**Work required**
Transcribe the records exactly. Pictures do not belong in the transcription.
»»
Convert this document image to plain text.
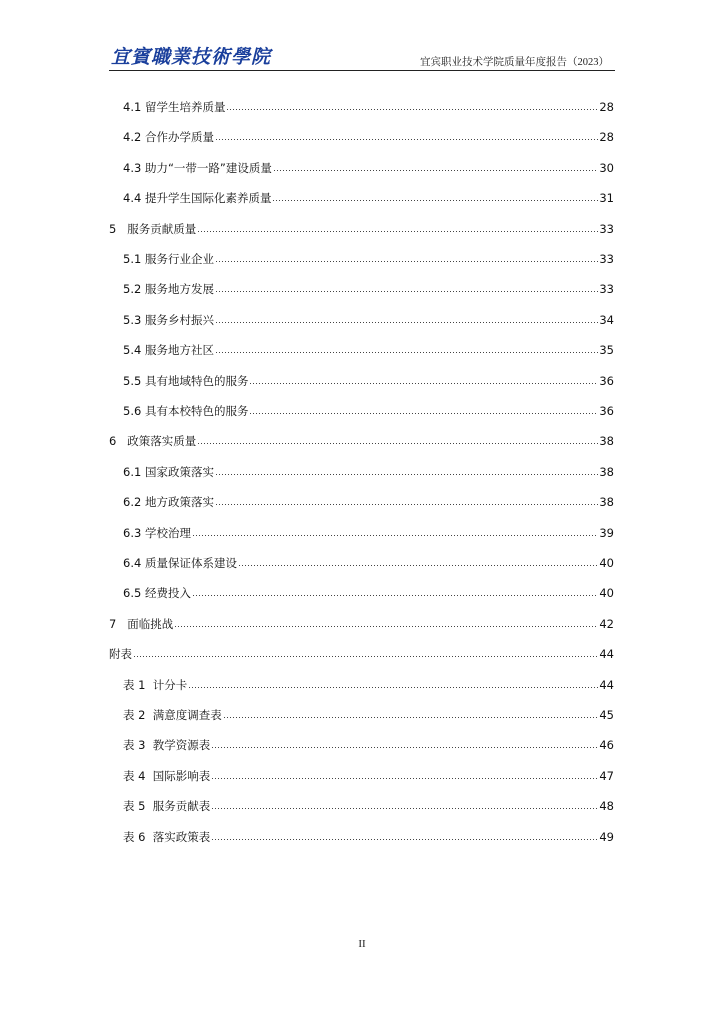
宜賓職業技術學院	宜宾职业技术学院质量年度报告（2023）
4.1 留学生培养质量	28
4.2 合作办学质量	28
4.3 助力“一带一路”建设质量	30
4.4 提升学生国际化素养质量	31
5   服务贡献质量	33
5.1 服务行业企业	33
5.2 服务地方发展	33
5.3 服务乡村振兴	34
5.4 服务地方社区	35
5.5 具有地域特色的服务	36
5.6 具有本校特色的服务	36
6   政策落实质量	38
6.1 国家政策落实	38
6.2 地方政策落实	38
6.3 学校治理	39
6.4 质量保证体系建设	40
6.5 经费投入	40
7   面临挑战	42
附表	44
表 1  计分卡	44
表 2  满意度调查表	45
表 3  教学资源表	46
表 4  国际影响表	47
表 5  服务贡献表	48
表 6  落实政策表	49
II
««
**Response below**
Convert this document image to plain text.
宜賓職業技術學院	宜宾职业技术学院质量年度报告（2023）
4.1 留学生培养质量	28
4.2 合作办学质量	28
4.3 助力“一带一路”建设质量	30
4.4 提升学生国际化素养质量	31
5   服务贡献质量	33
5.1 服务行业企业	33
5.2 服务地方发展	33
5.3 服务乡村振兴	34
5.4 服务地方社区	35
5.5 具有地域特色的服务	36
5.6 具有本校特色的服务	36
6   政策落实质量	38
6.1 国家政策落实	38
6.2 地方政策落实	38
6.3 学校治理	39
6.4 质量保证体系建设	40
6.5 经费投入	40
7   面临挑战	42
附表	44
表 1  计分卡	44
表 2  满意度调查表	45
表 3  教学资源表	46
表 4  国际影响表	47
表 5  服务贡献表	48
表 6  落实政策表	49
II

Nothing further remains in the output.